** Start Stored data **

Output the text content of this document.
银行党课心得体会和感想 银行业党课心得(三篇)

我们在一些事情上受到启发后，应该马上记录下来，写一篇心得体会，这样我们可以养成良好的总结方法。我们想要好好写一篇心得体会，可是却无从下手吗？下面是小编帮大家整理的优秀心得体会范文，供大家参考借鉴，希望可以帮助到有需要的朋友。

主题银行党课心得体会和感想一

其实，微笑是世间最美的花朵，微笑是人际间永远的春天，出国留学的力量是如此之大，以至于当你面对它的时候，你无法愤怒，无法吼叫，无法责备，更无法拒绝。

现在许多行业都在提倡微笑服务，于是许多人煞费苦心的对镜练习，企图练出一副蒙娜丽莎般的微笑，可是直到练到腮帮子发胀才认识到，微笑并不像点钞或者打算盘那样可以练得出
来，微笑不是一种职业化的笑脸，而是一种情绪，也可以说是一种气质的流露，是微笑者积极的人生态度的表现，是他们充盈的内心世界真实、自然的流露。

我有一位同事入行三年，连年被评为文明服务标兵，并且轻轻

** End Stored data **

__Exercise objective__: Transcribe the material above word for word.

__Finished task__:
Output the text content of this document.
银行党课心得体会和感想 银行业党课心得(三篇)

我们在一些事情上受到启发后，应该马上记录下来，写一篇心得体会，这样我们可以养成良好的总结方法。我们想要好好写一篇心得体会，可是却无从下手吗？下面是小编帮大家整理的优秀心得体会范文，供大家参考借鉴，希望可以帮助到有需要的朋友。

主题银行党课心得体会和感想一

其实，微笑是世间最美的花朵，微笑是人际间永远的春天，出国留学的力量是如此之大，以至于当你面对它的时候，你无法愤怒，无法吼叫，无法责备，更无法拒绝。

现在许多行业都在提倡微笑服务，于是许多人煞费苦心的对镜练习，企图练出一副蒙娜丽莎般的微笑，可是直到练到腮帮子发胀才认识到，微笑并不像点钞或者打算盘那样可以练得出
来，微笑不是一种职业化的笑脸，而是一种情绪，也可以说是一种气质的流露，是微笑者积极的人生态度的表现，是他们充盈的内心世界真实、自然的流露。

我有一位同事入行三年，连年被评为文明服务标兵，并且轻轻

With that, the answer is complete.